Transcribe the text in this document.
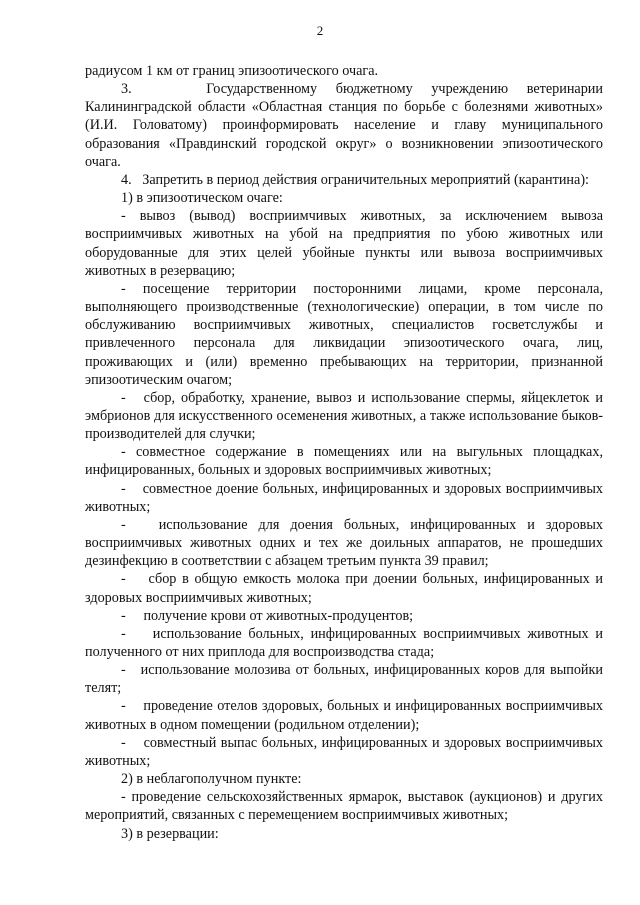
2

радиусом 1 км от границ эпизоотического очага.

3.    Государственному бюджетному учреждению ветеринарии Калининградской области «Областная станция по борьбе с болезнями животных» (И.И. Головатому) проинформировать население и главу муниципального образования «Правдинский городской округ» о возникновении эпизоотического очага.

4.   Запретить в период действия ограничительных мероприятий (карантина):

1) в эпизоотическом очаге:

- вывоз (вывод) восприимчивых животных, за исключением вывоза восприимчивых животных на убой на предприятия по убою животных или оборудованные для этих целей убойные пункты или вывоза восприимчивых животных в резервацию;

- посещение территории посторонними лицами, кроме персонала, выполняющего производственные (технологические) операции, в том числе по обслуживанию восприимчивых животных, специалистов госветслужбы и привлеченного персонала для ликвидации эпизоотического очага, лиц, проживающих и (или) временно пребывающих на территории, признанной эпизоотическим очагом;

-   сбор, обработку, хранение, вывоз и использование спермы, яйцеклеток и эмбрионов для искусственного осеменения животных, а также использование быков-производителей для случки;

- совместное содержание в помещениях или на выгульных площадках, инфицированных, больных и здоровых восприимчивых животных;

-    совместное доение больных, инфицированных и здоровых восприимчивых животных;

-   использование для доения больных, инфицированных и здоровых восприимчивых животных одних и тех же доильных аппаратов, не прошедших дезинфекцию в соответствии с абзацем третьим пункта 39 правил;

-    сбор в общую емкость молока при доении больных, инфицированных и здоровых восприимчивых животных;

-     получение крови от животных-продуцентов;

-    использование больных, инфицированных восприимчивых животных и полученного от них приплода для воспроизводства стада;

-   использование молозива от больных, инфицированных коров для выпойки телят;

-    проведение отелов здоровых, больных и инфицированных восприимчивых животных в одном помещении (родильном отделении);

-    совместный выпас больных, инфицированных и здоровых восприимчивых животных;

2) в неблагополучном пункте:

- проведение сельскохозяйственных ярмарок, выставок (аукционов) и других мероприятий, связанных с перемещением восприимчивых животных;

3) в резервации:
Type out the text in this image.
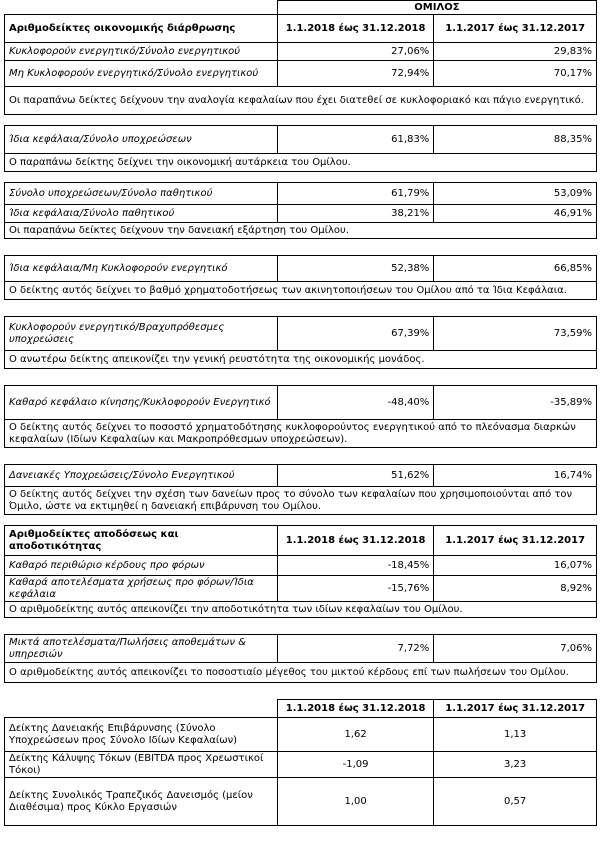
	ΟΜΙΛΟΣ	
Αριθμοδείκτες οικονομικής διάρθρωσης	1.1.2018 έως 31.12.2018	1.1.2017 έως 31.12.2017
Κυκλοφορούν ενεργητικό/Σύνολο ενεργητικού	27,06%	29,83%
Μη Κυκλοφορούν ενεργητικό/Σύνολο ενεργητικού	72,94%	70,17%
Οι παραπάνω δείκτες δείχνουν την αναλογία κεφαλαίων που έχει διατεθεί σε κυκλοφοριακό και πάγιο ενεργητικό.		

Ίδια κεφάλαια/Σύνολο υποχρεώσεων	61,83%	88,35%
Ο παραπάνω δείκτης δείχνει την οικονομική αυτάρκεια του Ομίλου.		

Σύνολο υποχρεώσεων/Σύνολο παθητικού	61,79%	53,09%
Ίδια κεφάλαια/Σύνολο παθητικού	38,21%	46,91%
Οι παραπάνω δείκτες δείχνουν την δανειακή εξάρτηση του Ομίλου.		

Ίδια κεφάλαια/Μη Κυκλοφορούν ενεργητικό	52,38%	66,85%
Ο δείκτης αυτός δείχνει το βαθμό χρηματοδοτήσεως των ακινητοποιήσεων του Ομίλου από τα Ίδια Κεφάλαια.		

Κυκλοφορούν ενεργητικό/Βραχυπρόθεσμες υποχρεώσεις	67,39%	73,59%
Ο ανωτέρω δείκτης απεικονίζει την γενική ρευστότητα της οικονομικής μονάδος.		

Καθαρό κεφάλαιο κίνησης/Κυκλοφορούν Ενεργητικό	-48,40%	-35,89%
Ο δείκτης αυτός δείχνει το ποσοστό χρηματοδότησης κυκλοφορούντος ενεργητικού από το πλεόνασμα διαρκών κεφαλαίων (Ιδίων Κεφαλαίων και Μακροπρόθεσμων υποχρεώσεων).		

Δανειακές Υποχρεώσεις/Σύνολο Ενεργητικού	51,62%	16,74%
Ο δείκτης αυτός δείχνει την σχέση των δανείων προς το σύνολο των κεφαλαίων που χρησιμοποιούνται από τον Όμιλο, ώστε να εκτιμηθεί η δανειακή επιβάρυνση του Ομίλου.		

Αριθμοδείκτες αποδόσεως και αποδοτικότητας	1.1.2018 έως 31.12.2018	1.1.2017 έως 31.12.2017
Καθαρό περιθώριο κέρδους προ φόρων	-18,45%	16,07%
Καθαρά αποτελέσματα χρήσεως προ φόρων/Ίδια κεφάλαια	-15,76%	8,92%
Ο αριθμοδείκτης αυτός απεικονίζει την αποδοτικότητα των ιδίων κεφαλαίων του Ομίλου.		

Μικτά αποτελέσματα/Πωλήσεις αποθεμάτων & υπηρεσιών	7,72%	7,06%
Ο αριθμοδείκτης αυτός απεικονίζει το ποσοστιαίο μέγεθος του μικτού κέρδους επί των πωλήσεων του Ομίλου.		

	1.1.2018 έως 31.12.2018	1.1.2017 έως 31.12.2017
Δείκτης Δανειακής Επιβάρυνσης (Σύνολο Υποχρεώσεων προς Σύνολο Ιδίων Κεφαλαίων)	1,62	1,13
Δείκτης Κάλυψης Τόκων (EBITDA προς Χρεωστικοί Τόκοι)	-1,09	3,23
Δείκτης Συνολικός Τραπεζικός Δανεισμός (μείον Διαθέσιμα) προς Κύκλο Εργασιών	1,00	0,57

WHAT THE TASK REQUIRES: Write out each entry exactly as given, omitting any picture.

RESULT FOR THIS TASK:
Transcribe the text in this document.
2

радиусом 1 км от границ эпизоотического очага.

3.    Государственному бюджетному учреждению ветеринарии Калининградской области «Областная станция по борьбе с болезнями животных» (И.И. Головатому) проинформировать население и главу муниципального образования «Правдинский городской округ» о возникновении эпизоотического очага.

4.   Запретить в период действия ограничительных мероприятий (карантина):

1) в эпизоотическом очаге:

- вывоз (вывод) восприимчивых животных, за исключением вывоза восприимчивых животных на убой на предприятия по убою животных или оборудованные для этих целей убойные пункты или вывоза восприимчивых животных в резервацию;

- посещение территории посторонними лицами, кроме персонала, выполняющего производственные (технологические) операции, в том числе по обслуживанию восприимчивых животных, специалистов госветслужбы и привлеченного персонала для ликвидации эпизоотического очага, лиц, проживающих и (или) временно пребывающих на территории, признанной эпизоотическим очагом;

-   сбор, обработку, хранение, вывоз и использование спермы, яйцеклеток и эмбрионов для искусственного осеменения животных, а также использование быков-производителей для случки;

- совместное содержание в помещениях или на выгульных площадках, инфицированных, больных и здоровых восприимчивых животных;

-    совместное доение больных, инфицированных и здоровых восприимчивых животных;

-   использование для доения больных, инфицированных и здоровых восприимчивых животных одних и тех же доильных аппаратов, не прошедших дезинфекцию в соответствии с абзацем третьим пункта 39 правил;

-    сбор в общую емкость молока при доении больных, инфицированных и здоровых восприимчивых животных;

-     получение крови от животных-продуцентов;

-    использование больных, инфицированных восприимчивых животных и полученного от них приплода для воспроизводства стада;

-   использование молозива от больных, инфицированных коров для выпойки телят;

-    проведение отелов здоровых, больных и инфицированных восприимчивых животных в одном помещении (родильном отделении);

-    совместный выпас больных, инфицированных и здоровых восприимчивых животных;

2) в неблагополучном пункте:

- проведение сельскохозяйственных ярмарок, выставок (аукционов) и других мероприятий, связанных с перемещением восприимчивых животных;

3) в резервации:
Type out the text in this image.
	ΟΜΙΛΟΣ	
Αριθμοδείκτες οικονομικής διάρθρωσης	1.1.2018 έως 31.12.2018	1.1.2017 έως 31.12.2017
Κυκλοφορούν ενεργητικό/Σύνολο ενεργητικού	27,06%	29,83%
Μη Κυκλοφορούν ενεργητικό/Σύνολο ενεργητικού	72,94%	70,17%
Οι παραπάνω δείκτες δείχνουν την αναλογία κεφαλαίων που έχει διατεθεί σε κυκλοφοριακό και πάγιο ενεργητικό.		

Ίδια κεφάλαια/Σύνολο υποχρεώσεων	61,83%	88,35%
Ο παραπάνω δείκτης δείχνει την οικονομική αυτάρκεια του Ομίλου.		

Σύνολο υποχρεώσεων/Σύνολο παθητικού	61,79%	53,09%
Ίδια κεφάλαια/Σύνολο παθητικού	38,21%	46,91%
Οι παραπάνω δείκτες δείχνουν την δανειακή εξάρτηση του Ομίλου.		

Ίδια κεφάλαια/Μη Κυκλοφορούν ενεργητικό	52,38%	66,85%
Ο δείκτης αυτός δείχνει το βαθμό χρηματοδοτήσεως των ακινητοποιήσεων του Ομίλου από τα Ίδια Κεφάλαια.		

Κυκλοφορούν ενεργητικό/Βραχυπρόθεσμες υποχρεώσεις	67,39%	73,59%
Ο ανωτέρω δείκτης απεικονίζει την γενική ρευστότητα της οικονομικής μονάδος.		

Καθαρό κεφάλαιο κίνησης/Κυκλοφορούν Ενεργητικό	-48,40%	-35,89%
Ο δείκτης αυτός δείχνει το ποσοστό χρηματοδότησης κυκλοφορούντος ενεργητικού από το πλεόνασμα διαρκών κεφαλαίων (Ιδίων Κεφαλαίων και Μακροπρόθεσμων υποχρεώσεων).		

Δανειακές Υποχρεώσεις/Σύνολο Ενεργητικού	51,62%	16,74%
Ο δείκτης αυτός δείχνει την σχέση των δανείων προς το σύνολο των κεφαλαίων που χρησιμοποιούνται από τον Όμιλο, ώστε να εκτιμηθεί η δανειακή επιβάρυνση του Ομίλου.		

Αριθμοδείκτες αποδόσεως και αποδοτικότητας	1.1.2018 έως 31.12.2018	1.1.2017 έως 31.12.2017
Καθαρό περιθώριο κέρδους προ φόρων	-18,45%	16,07%
Καθαρά αποτελέσματα χρήσεως προ φόρων/Ίδια κεφάλαια	-15,76%	8,92%
Ο αριθμοδείκτης αυτός απεικονίζει την αποδοτικότητα των ιδίων κεφαλαίων του Ομίλου.		

Μικτά αποτελέσματα/Πωλήσεις αποθεμάτων & υπηρεσιών	7,72%	7,06%
Ο αριθμοδείκτης αυτός απεικονίζει το ποσοστιαίο μέγεθος του μικτού κέρδους επί των πωλήσεων του Ομίλου.		

	1.1.2018 έως 31.12.2018	1.1.2017 έως 31.12.2017
Δείκτης Δανειακής Επιβάρυνσης (Σύνολο Υποχρεώσεων προς Σύνολο Ιδίων Κεφαλαίων)	1,62	1,13
Δείκτης Κάλυψης Τόκων (EBITDA προς Χρεωστικοί Τόκοι)	-1,09	3,23
Δείκτης Συνολικός Τραπεζικός Δανεισμός (μείον Διαθέσιμα) προς Κύκλο Εργασιών	1,00	0,57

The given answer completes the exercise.